Recorded data:
* Start *

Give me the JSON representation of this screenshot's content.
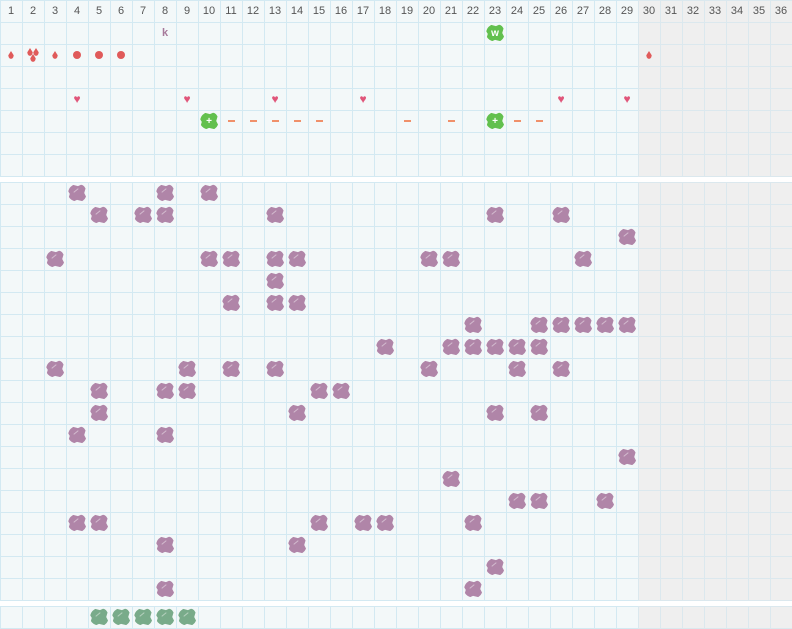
{
  "columns": [
    "1",
    "2",
    "3",
    "4",
    "5",
    "6",
    "7",
    "8",
    "9",
    "10",
    "11",
    "12",
    "13",
    "14",
    "15",
    "16",
    "17",
    "18",
    "19",
    "20",
    "21",
    "22",
    "23",
    "24",
    "25",
    "26",
    "27",
    "28",
    "29",
    "30",
    "31",
    "32",
    "33",
    "34",
    "35",
    "36"
  ],
  "shaded_from_column": 30,
  "colors": {
    "grid_bg": "#f3f8f9",
    "grid_line": "#d3e9f2",
    "shaded": "#efefef",
    "purple": "#b085a8",
    "green": "#62c04e",
    "dark_green": "#79ab8a",
    "red": "#e05a5a",
    "heart": "#e0557a",
    "dash": "#f0906a"
  },
  "top_rows": [
    {
      "markers": [
        {
          "col": 8,
          "type": "letter",
          "text": "k"
        },
        {
          "col": 23,
          "type": "green-blob",
          "text": "w"
        }
      ]
    },
    {
      "markers": [
        {
          "col": 1,
          "type": "drop"
        },
        {
          "col": 2,
          "type": "drops3"
        },
        {
          "col": 3,
          "type": "drop"
        },
        {
          "col": 4,
          "type": "dot"
        },
        {
          "col": 5,
          "type": "dot"
        },
        {
          "col": 6,
          "type": "dot"
        },
        {
          "col": 30,
          "type": "drop"
        }
      ]
    },
    {
      "markers": []
    },
    {
      "markers": [
        {
          "col": 4,
          "type": "heart"
        },
        {
          "col": 9,
          "type": "heart"
        },
        {
          "col": 13,
          "type": "heart"
        },
        {
          "col": 17,
          "type": "heart"
        },
        {
          "col": 26,
          "type": "heart"
        },
        {
          "col": 29,
          "type": "heart"
        }
      ]
    },
    {
      "markers": [
        {
          "col": 10,
          "type": "green-blob",
          "text": "+"
        },
        {
          "col": 11,
          "type": "dash"
        },
        {
          "col": 12,
          "type": "dash"
        },
        {
          "col": 13,
          "type": "dash"
        },
        {
          "col": 14,
          "type": "dash"
        },
        {
          "col": 15,
          "type": "dash"
        },
        {
          "col": 19,
          "type": "dash"
        },
        {
          "col": 21,
          "type": "dash"
        },
        {
          "col": 23,
          "type": "green-blob",
          "text": "+"
        },
        {
          "col": 24,
          "type": "dash"
        },
        {
          "col": 25,
          "type": "dash"
        }
      ]
    },
    {
      "markers": []
    },
    {
      "markers": []
    }
  ],
  "purple_rows": [
    [
      4,
      8,
      10
    ],
    [
      5,
      7,
      8,
      13,
      23,
      26
    ],
    [
      29
    ],
    [
      3,
      10,
      11,
      13,
      14,
      20,
      21,
      27
    ],
    [
      13
    ],
    [
      11,
      13,
      14
    ],
    [
      22,
      25,
      26,
      27,
      28,
      29
    ],
    [
      18,
      21,
      22,
      23,
      24,
      25
    ],
    [
      3,
      9,
      11,
      13,
      20,
      24,
      26
    ],
    [
      5,
      8,
      9,
      15,
      16
    ],
    [
      5,
      14,
      23,
      25
    ],
    [
      4,
      8
    ],
    [
      29
    ],
    [
      21
    ],
    [
      24,
      25,
      28
    ],
    [
      4,
      5,
      15,
      17,
      18,
      22
    ],
    [
      8,
      14
    ],
    [
      23
    ],
    [
      8,
      22
    ]
  ],
  "bottom_row": [
    5,
    6,
    7,
    8,
    9
  ]
}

* End *

STATED EXERCISE> All of the entries above should be copied exactly, except for the pictures.

OUTPUT FOR THIS TASK>
Give me the JSON representation of this screenshot's content.
{
  "columns": [
    "1",
    "2",
    "3",
    "4",
    "5",
    "6",
    "7",
    "8",
    "9",
    "10",
    "11",
    "12",
    "13",
    "14",
    "15",
    "16",
    "17",
    "18",
    "19",
    "20",
    "21",
    "22",
    "23",
    "24",
    "25",
    "26",
    "27",
    "28",
    "29",
    "30",
    "31",
    "32",
    "33",
    "34",
    "35",
    "36"
  ],
  "shaded_from_column": 30,
  "colors": {
    "grid_bg": "#f3f8f9",
    "grid_line": "#d3e9f2",
    "shaded": "#efefef",
    "purple": "#b085a8",
    "green": "#62c04e",
    "dark_green": "#79ab8a",
    "red": "#e05a5a",
    "heart": "#e0557a",
    "dash": "#f0906a"
  },
  "top_rows": [
    {
      "markers": [
        {
          "col": 8,
          "type": "letter",
          "text": "k"
        },
        {
          "col": 23,
          "type": "green-blob",
          "text": "w"
        }
      ]
    },
    {
      "markers": [
        {
          "col": 1,
          "type": "drop"
        },
        {
          "col": 2,
          "type": "drops3"
        },
        {
          "col": 3,
          "type": "drop"
        },
        {
          "col": 4,
          "type": "dot"
        },
        {
          "col": 5,
          "type": "dot"
        },
        {
          "col": 6,
          "type": "dot"
        },
        {
          "col": 30,
          "type": "drop"
        }
      ]
    },
    {
      "markers": []
    },
    {
      "markers": [
        {
          "col": 4,
          "type": "heart"
        },
        {
          "col": 9,
          "type": "heart"
        },
        {
          "col": 13,
          "type": "heart"
        },
        {
          "col": 17,
          "type": "heart"
        },
        {
          "col": 26,
          "type": "heart"
        },
        {
          "col": 29,
          "type": "heart"
        }
      ]
    },
    {
      "markers": [
        {
          "col": 10,
          "type": "green-blob",
          "text": "+"
        },
        {
          "col": 11,
          "type": "dash"
        },
        {
          "col": 12,
          "type": "dash"
        },
        {
          "col": 13,
          "type": "dash"
        },
        {
          "col": 14,
          "type": "dash"
        },
        {
          "col": 15,
          "type": "dash"
        },
        {
          "col": 19,
          "type": "dash"
        },
        {
          "col": 21,
          "type": "dash"
        },
        {
          "col": 23,
          "type": "green-blob",
          "text": "+"
        },
        {
          "col": 24,
          "type": "dash"
        },
        {
          "col": 25,
          "type": "dash"
        }
      ]
    },
    {
      "markers": []
    },
    {
      "markers": []
    }
  ],
  "purple_rows": [
    [
      4,
      8,
      10
    ],
    [
      5,
      7,
      8,
      13,
      23,
      26
    ],
    [
      29
    ],
    [
      3,
      10,
      11,
      13,
      14,
      20,
      21,
      27
    ],
    [
      13
    ],
    [
      11,
      13,
      14
    ],
    [
      22,
      25,
      26,
      27,
      28,
      29
    ],
    [
      18,
      21,
      22,
      23,
      24,
      25
    ],
    [
      3,
      9,
      11,
      13,
      20,
      24,
      26
    ],
    [
      5,
      8,
      9,
      15,
      16
    ],
    [
      5,
      14,
      23,
      25
    ],
    [
      4,
      8
    ],
    [
      29
    ],
    [
      21
    ],
    [
      24,
      25,
      28
    ],
    [
      4,
      5,
      15,
      17,
      18,
      22
    ],
    [
      8,
      14
    ],
    [
      23
    ],
    [
      8,
      22
    ]
  ],
  "bottom_row": [
    5,
    6,
    7,
    8,
    9
  ]
}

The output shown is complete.